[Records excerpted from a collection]
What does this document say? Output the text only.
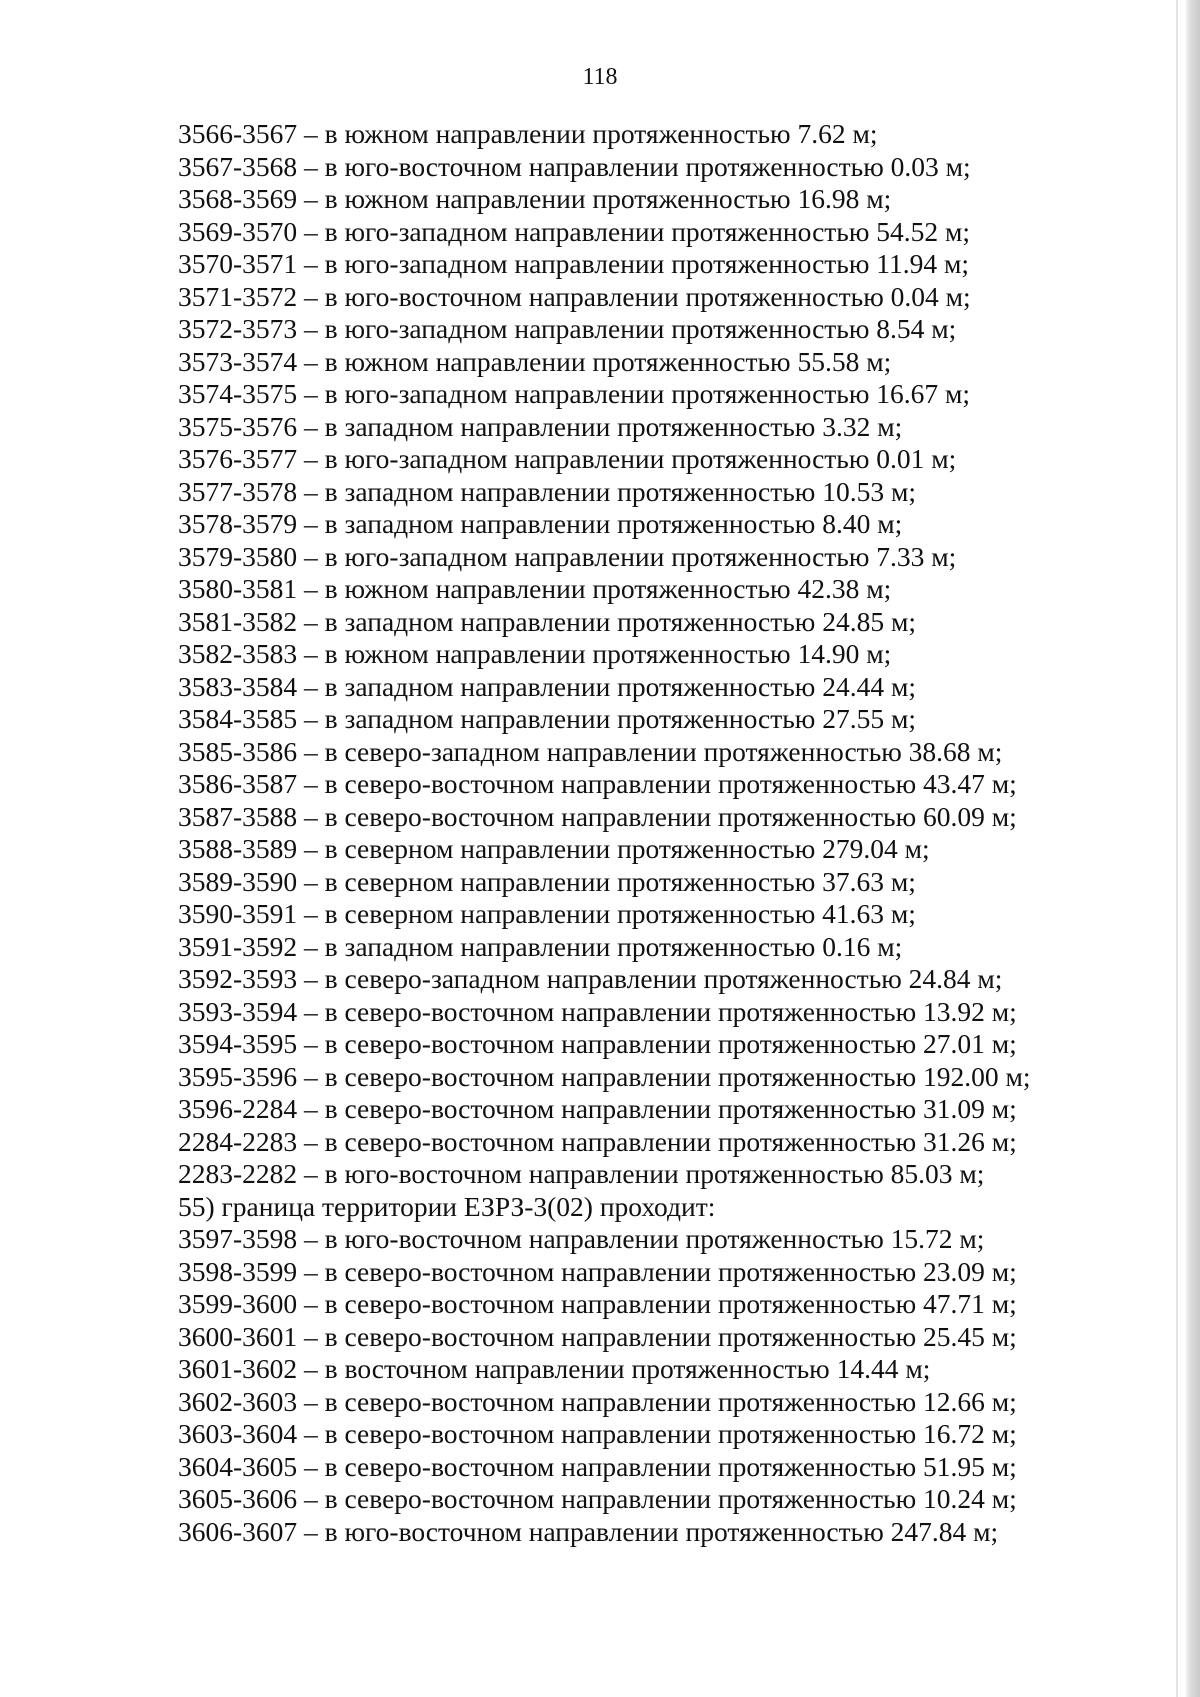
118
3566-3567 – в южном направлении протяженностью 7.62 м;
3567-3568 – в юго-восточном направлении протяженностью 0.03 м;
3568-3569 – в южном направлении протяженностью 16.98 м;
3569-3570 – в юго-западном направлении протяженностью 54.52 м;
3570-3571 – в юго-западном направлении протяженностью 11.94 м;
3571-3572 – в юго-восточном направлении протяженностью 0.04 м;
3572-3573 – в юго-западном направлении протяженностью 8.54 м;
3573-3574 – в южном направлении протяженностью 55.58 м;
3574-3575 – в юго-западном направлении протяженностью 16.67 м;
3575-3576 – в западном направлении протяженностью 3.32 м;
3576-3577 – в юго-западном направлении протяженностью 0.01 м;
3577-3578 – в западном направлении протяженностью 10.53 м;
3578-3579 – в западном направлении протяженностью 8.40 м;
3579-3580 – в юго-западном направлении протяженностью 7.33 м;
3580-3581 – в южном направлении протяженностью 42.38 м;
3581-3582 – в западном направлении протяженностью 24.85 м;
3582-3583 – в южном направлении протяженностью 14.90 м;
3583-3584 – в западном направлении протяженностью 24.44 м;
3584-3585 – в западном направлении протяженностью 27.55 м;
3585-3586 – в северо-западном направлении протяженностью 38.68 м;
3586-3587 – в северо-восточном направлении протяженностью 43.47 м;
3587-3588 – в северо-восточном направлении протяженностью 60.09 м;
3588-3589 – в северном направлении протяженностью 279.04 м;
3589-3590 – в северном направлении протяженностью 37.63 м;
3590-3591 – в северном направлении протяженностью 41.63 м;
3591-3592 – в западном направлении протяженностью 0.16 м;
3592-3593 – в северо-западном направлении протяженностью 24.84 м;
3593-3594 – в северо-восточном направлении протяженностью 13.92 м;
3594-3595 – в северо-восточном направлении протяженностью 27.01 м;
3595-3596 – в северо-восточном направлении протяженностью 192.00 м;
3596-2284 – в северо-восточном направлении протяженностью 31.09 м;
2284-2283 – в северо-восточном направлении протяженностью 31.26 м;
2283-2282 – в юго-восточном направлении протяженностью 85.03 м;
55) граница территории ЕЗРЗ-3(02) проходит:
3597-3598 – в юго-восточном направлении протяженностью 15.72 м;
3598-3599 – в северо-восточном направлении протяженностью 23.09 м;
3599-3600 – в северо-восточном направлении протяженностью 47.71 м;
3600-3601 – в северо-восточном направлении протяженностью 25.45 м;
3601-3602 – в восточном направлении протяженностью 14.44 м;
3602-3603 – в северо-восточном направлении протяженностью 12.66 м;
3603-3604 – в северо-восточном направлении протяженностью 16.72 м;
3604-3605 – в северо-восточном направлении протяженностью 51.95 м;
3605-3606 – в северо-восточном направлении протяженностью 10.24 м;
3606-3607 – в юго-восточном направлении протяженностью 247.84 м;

---

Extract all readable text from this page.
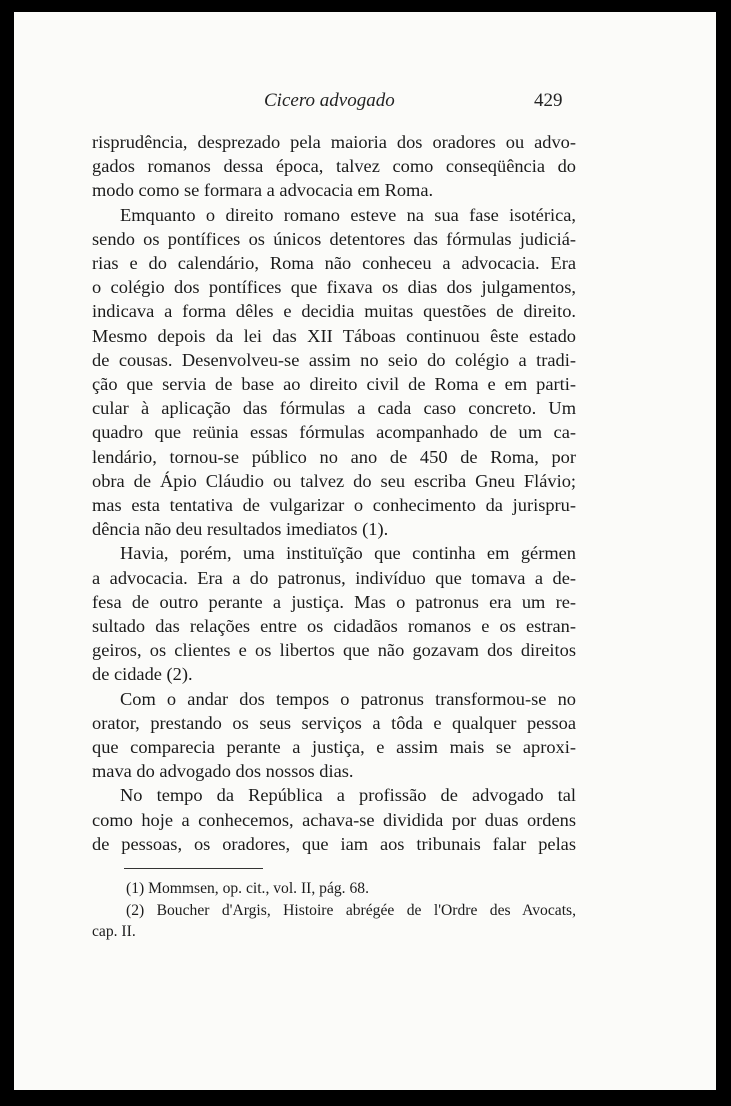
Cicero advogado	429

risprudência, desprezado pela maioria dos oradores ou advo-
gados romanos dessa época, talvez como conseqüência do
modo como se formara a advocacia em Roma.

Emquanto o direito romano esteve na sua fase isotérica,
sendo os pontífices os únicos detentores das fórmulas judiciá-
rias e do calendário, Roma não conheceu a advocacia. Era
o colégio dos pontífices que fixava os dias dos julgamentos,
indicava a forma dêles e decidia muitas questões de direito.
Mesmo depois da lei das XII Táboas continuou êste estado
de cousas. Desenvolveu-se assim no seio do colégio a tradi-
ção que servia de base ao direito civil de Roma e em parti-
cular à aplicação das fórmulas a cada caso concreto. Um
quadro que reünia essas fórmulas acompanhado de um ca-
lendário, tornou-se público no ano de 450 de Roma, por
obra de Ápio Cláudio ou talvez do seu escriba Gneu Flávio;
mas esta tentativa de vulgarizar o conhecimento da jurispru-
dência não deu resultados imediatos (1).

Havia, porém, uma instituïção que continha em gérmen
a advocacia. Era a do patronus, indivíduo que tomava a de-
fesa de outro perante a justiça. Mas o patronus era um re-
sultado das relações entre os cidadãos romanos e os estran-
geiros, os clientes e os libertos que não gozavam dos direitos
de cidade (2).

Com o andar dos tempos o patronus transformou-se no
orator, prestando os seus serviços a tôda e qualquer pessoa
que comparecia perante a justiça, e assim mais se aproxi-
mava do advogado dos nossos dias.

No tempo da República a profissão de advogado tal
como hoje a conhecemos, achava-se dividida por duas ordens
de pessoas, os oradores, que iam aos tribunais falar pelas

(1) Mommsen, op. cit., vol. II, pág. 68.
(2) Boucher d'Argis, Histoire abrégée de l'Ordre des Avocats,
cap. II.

* * *

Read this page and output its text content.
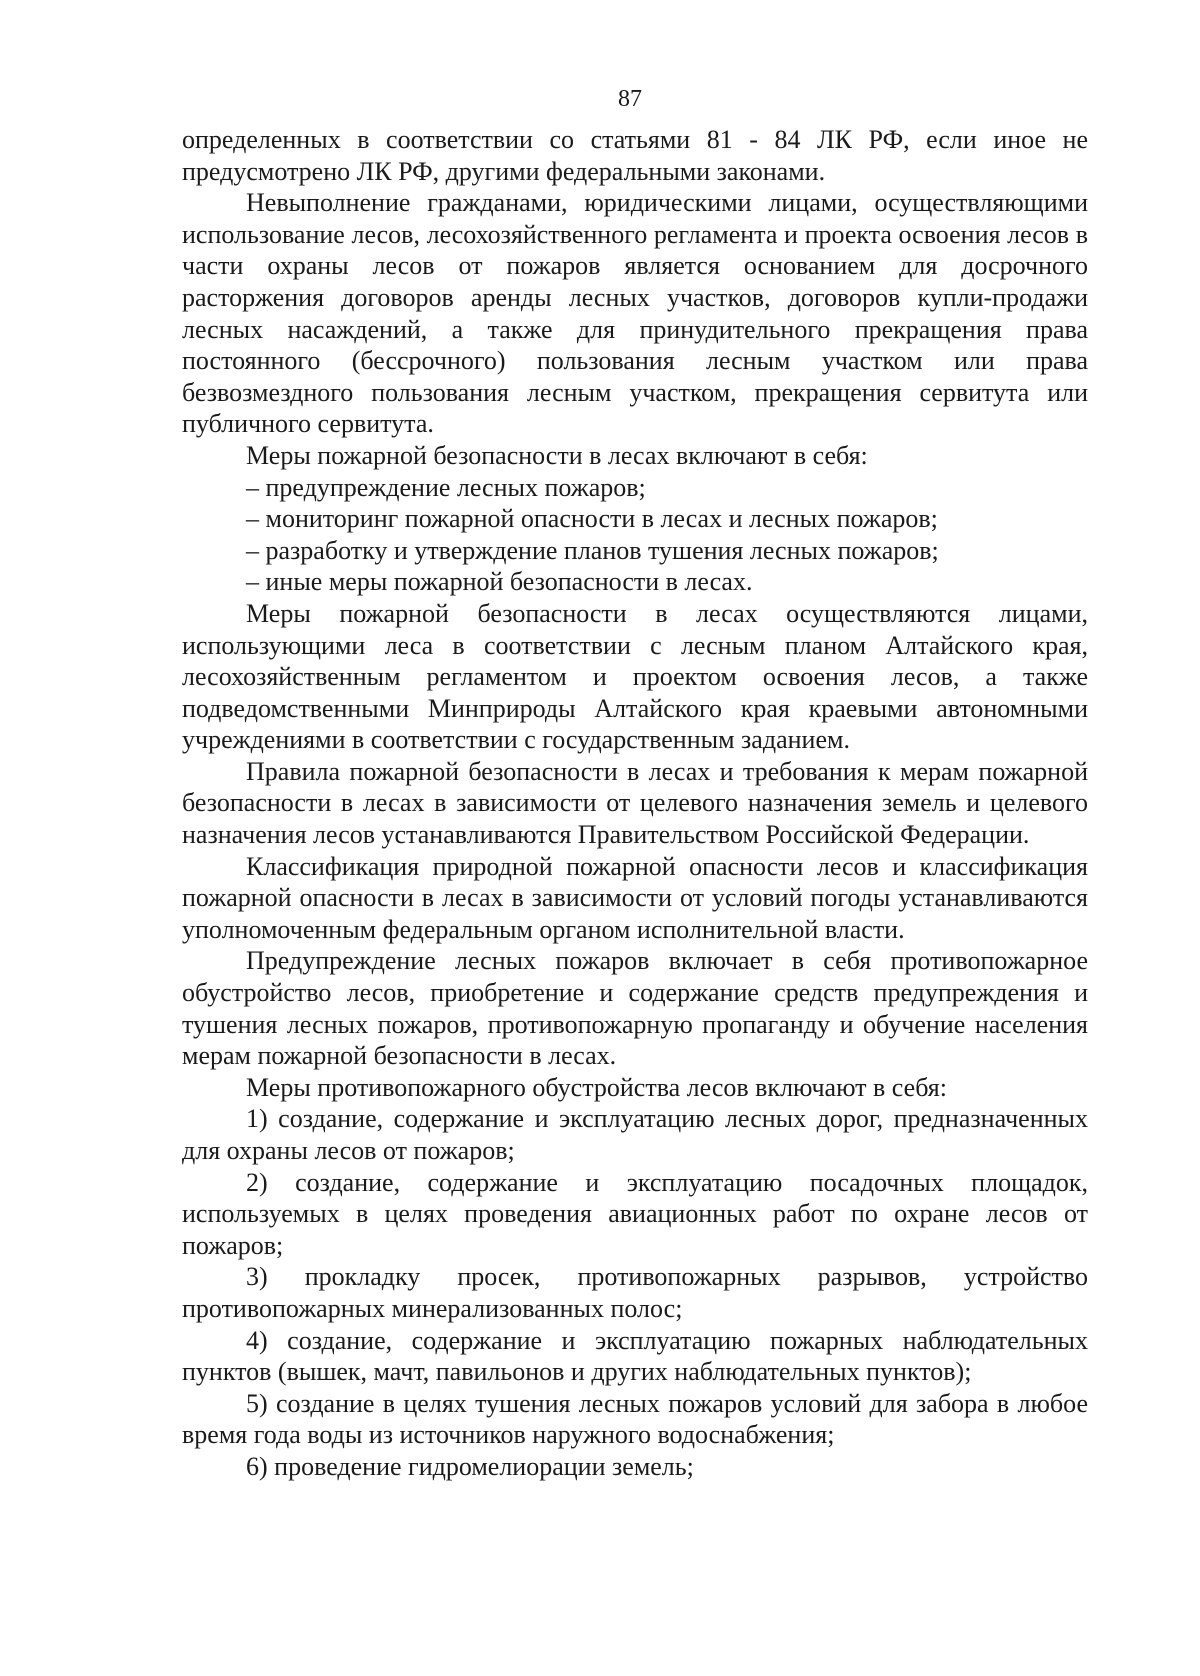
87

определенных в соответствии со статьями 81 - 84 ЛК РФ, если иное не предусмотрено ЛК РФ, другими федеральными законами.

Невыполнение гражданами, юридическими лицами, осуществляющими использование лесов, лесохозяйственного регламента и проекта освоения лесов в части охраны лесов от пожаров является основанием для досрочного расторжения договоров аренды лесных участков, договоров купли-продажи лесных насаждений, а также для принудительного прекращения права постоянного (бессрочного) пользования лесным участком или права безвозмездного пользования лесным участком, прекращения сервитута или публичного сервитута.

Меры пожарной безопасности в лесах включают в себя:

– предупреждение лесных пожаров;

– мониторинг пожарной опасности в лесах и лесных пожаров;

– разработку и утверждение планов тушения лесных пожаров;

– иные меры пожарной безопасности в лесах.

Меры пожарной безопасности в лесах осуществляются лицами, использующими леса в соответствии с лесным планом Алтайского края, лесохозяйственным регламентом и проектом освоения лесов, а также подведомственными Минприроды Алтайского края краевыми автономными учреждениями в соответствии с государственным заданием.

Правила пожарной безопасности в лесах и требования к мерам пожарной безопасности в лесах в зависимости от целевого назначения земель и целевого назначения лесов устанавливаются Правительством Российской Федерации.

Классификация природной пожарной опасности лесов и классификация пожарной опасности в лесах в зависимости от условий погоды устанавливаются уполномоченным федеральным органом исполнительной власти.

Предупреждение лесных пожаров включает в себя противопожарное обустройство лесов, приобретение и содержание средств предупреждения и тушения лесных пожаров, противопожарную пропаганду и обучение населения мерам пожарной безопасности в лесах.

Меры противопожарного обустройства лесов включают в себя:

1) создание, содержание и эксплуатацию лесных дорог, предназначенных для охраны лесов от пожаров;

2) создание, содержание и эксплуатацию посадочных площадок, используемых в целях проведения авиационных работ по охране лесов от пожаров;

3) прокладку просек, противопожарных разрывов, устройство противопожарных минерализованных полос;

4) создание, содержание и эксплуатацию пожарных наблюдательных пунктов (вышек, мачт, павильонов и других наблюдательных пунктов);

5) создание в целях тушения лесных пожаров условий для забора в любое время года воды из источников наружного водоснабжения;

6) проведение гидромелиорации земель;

● TASK DIRECTIONS:
From the records given above, copy all lines containing "como".

● FINAL ANSWER:
gados romanos dessa época, talvez como conseqüência do
modo como se formara a advocacia em Roma.
como hoje a conhecemos, achava-se dividida por duas ordens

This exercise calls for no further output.